## START

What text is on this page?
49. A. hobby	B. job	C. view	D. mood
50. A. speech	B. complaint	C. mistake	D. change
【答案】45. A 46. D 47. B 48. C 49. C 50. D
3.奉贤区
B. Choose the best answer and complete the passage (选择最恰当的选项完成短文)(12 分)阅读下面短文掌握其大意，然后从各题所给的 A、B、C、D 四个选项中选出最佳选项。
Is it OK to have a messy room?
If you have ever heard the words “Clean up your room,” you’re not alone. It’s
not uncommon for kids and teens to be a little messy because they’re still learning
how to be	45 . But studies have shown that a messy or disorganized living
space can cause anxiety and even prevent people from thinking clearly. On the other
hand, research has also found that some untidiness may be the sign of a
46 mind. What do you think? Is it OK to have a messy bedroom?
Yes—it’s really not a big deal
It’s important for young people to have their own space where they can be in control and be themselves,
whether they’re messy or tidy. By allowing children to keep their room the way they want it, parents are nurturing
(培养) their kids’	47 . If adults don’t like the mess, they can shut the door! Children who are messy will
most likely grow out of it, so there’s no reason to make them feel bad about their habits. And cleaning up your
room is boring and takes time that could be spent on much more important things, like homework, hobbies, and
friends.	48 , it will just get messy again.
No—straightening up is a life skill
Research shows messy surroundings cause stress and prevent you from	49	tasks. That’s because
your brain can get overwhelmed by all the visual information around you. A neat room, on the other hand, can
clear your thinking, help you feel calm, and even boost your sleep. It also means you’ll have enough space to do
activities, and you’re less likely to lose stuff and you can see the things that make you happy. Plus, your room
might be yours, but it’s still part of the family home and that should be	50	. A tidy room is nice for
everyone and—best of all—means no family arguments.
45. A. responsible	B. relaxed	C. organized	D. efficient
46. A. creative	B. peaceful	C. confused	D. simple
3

## END

§ THE EXERCISE
Output all preceding records character for character.

§ WRITTEN REPLY
What text is on this page?
49. A. hobby	B. job	C. view	D. mood
50. A. speech	B. complaint	C. mistake	D. change
【答案】45. A 46. D 47. B 48. C 49. C 50. D
3.奉贤区
B. Choose the best answer and complete the passage (选择最恰当的选项完成短文)(12 分)阅读下面短文掌握其大意，然后从各题所给的 A、B、C、D 四个选项中选出最佳选项。
Is it OK to have a messy room?
If you have ever heard the words “Clean up your room,” you’re not alone. It’s
not uncommon for kids and teens to be a little messy because they’re still learning
how to be	45 . But studies have shown that a messy or disorganized living
space can cause anxiety and even prevent people from thinking clearly. On the other
hand, research has also found that some untidiness may be the sign of a
46 mind. What do you think? Is it OK to have a messy bedroom?
Yes—it’s really not a big deal
It’s important for young people to have their own space where they can be in control and be themselves,
whether they’re messy or tidy. By allowing children to keep their room the way they want it, parents are nurturing
(培养) their kids’	47 . If adults don’t like the mess, they can shut the door! Children who are messy will
most likely grow out of it, so there’s no reason to make them feel bad about their habits. And cleaning up your
room is boring and takes time that could be spent on much more important things, like homework, hobbies, and
friends.	48 , it will just get messy again.
No—straightening up is a life skill
Research shows messy surroundings cause stress and prevent you from	49	tasks. That’s because
your brain can get overwhelmed by all the visual information around you. A neat room, on the other hand, can
clear your thinking, help you feel calm, and even boost your sleep. It also means you’ll have enough space to do
activities, and you’re less likely to lose stuff and you can see the things that make you happy. Plus, your room
might be yours, but it’s still part of the family home and that should be	50	. A tidy room is nice for
everyone and—best of all—means no family arguments.
45. A. responsible	B. relaxed	C. organized	D. efficient
46. A. creative	B. peaceful	C. confused	D. simple
3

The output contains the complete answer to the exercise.